_Exercise description_
Determine the number of lines where "title" occurs and reply with that number by itself.

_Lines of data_
++++++++++++++++++++

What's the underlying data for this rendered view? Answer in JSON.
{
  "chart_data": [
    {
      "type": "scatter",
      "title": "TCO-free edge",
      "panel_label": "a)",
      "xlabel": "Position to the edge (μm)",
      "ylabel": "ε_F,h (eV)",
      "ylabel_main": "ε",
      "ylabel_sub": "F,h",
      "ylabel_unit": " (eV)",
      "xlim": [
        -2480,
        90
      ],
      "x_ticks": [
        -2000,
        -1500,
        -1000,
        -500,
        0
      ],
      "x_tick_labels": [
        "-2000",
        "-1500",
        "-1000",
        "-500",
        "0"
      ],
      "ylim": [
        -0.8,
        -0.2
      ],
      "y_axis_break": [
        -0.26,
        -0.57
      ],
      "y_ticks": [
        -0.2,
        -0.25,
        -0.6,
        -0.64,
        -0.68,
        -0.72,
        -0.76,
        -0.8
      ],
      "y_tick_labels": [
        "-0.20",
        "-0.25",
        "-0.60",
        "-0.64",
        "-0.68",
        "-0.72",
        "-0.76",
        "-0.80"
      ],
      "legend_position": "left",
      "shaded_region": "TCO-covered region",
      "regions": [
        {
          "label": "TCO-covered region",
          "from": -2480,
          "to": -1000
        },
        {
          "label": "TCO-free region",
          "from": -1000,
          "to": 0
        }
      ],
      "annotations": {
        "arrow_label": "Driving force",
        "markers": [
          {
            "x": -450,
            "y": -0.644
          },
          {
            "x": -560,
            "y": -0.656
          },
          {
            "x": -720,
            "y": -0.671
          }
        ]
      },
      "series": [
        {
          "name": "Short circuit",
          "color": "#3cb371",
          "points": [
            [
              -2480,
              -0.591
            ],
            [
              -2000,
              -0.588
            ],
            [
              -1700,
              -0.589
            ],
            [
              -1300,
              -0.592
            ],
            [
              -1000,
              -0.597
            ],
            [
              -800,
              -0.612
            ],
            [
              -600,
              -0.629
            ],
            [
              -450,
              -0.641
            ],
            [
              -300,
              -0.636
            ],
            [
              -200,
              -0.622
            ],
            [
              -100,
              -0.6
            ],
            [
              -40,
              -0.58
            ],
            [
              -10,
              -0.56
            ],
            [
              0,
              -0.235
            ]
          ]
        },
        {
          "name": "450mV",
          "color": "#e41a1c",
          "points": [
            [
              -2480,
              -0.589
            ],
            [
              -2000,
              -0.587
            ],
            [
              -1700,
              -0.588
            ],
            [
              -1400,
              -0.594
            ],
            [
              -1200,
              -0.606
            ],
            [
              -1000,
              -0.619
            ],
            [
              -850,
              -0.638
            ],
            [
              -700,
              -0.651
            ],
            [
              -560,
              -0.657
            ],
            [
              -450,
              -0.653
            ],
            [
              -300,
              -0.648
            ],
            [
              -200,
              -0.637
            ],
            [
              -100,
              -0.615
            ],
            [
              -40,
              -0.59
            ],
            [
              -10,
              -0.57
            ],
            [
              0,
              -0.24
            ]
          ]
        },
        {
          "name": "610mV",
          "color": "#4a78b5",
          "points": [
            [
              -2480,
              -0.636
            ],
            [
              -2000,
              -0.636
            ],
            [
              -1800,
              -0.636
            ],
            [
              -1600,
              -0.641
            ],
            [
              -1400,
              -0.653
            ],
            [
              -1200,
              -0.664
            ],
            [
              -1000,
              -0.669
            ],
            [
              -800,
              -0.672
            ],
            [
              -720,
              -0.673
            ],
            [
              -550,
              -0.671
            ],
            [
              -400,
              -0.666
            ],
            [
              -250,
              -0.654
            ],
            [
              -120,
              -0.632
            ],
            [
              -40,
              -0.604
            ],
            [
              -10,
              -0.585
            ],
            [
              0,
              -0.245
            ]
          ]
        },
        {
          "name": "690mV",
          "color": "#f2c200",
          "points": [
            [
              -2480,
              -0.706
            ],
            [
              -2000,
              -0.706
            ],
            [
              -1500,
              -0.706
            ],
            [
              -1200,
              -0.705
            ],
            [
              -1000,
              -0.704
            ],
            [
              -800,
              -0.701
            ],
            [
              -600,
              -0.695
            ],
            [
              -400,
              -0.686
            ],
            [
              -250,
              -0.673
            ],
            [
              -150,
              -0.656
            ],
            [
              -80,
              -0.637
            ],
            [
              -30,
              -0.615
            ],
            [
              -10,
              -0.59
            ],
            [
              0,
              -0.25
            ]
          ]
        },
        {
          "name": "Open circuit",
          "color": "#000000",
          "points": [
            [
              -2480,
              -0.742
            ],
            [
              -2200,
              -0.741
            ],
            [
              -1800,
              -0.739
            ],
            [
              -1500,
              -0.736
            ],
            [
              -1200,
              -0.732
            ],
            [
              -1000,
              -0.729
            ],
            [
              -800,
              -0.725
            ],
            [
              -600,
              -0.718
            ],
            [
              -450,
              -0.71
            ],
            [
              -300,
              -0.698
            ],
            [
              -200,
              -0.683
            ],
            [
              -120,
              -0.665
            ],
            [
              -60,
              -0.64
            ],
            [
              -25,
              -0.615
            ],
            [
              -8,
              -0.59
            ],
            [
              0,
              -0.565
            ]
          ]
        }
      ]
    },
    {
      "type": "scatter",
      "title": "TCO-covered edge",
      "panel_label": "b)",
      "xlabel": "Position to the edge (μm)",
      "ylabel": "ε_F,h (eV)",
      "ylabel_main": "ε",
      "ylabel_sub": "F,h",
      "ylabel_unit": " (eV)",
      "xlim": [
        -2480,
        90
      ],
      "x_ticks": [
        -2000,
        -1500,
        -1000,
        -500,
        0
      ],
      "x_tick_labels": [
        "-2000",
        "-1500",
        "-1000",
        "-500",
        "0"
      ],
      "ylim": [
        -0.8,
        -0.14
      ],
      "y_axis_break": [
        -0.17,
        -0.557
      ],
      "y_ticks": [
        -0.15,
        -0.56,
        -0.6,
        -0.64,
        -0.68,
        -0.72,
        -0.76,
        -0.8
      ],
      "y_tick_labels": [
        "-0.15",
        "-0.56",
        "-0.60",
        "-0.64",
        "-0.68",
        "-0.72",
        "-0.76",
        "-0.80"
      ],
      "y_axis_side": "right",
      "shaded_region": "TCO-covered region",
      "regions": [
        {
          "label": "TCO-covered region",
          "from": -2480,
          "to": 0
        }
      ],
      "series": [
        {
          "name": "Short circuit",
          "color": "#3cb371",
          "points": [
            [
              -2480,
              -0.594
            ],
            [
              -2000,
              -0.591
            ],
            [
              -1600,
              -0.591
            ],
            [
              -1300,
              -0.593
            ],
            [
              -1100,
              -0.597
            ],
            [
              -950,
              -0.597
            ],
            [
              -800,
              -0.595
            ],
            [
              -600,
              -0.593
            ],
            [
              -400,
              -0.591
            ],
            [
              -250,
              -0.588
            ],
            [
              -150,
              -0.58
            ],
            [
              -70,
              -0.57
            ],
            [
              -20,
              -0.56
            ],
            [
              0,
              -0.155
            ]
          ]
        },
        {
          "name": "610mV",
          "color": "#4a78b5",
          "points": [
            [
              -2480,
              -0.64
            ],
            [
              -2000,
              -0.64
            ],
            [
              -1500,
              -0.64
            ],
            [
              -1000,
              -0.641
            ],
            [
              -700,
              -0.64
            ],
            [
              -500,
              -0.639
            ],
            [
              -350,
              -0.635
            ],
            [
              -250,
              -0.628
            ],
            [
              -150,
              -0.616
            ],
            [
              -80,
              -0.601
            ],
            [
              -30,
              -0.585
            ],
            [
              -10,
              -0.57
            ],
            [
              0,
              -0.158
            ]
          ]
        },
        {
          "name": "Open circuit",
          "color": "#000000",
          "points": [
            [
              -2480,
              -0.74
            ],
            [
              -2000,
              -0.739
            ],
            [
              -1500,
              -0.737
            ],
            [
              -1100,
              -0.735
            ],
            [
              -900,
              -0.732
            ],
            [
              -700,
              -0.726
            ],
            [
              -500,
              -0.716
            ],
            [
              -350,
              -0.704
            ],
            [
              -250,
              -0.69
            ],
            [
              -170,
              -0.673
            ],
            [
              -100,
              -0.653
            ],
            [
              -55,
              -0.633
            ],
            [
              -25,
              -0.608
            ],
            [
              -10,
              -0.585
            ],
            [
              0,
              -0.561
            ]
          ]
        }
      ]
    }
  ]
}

++++++++++++++++++++

_Response to this exercise_
2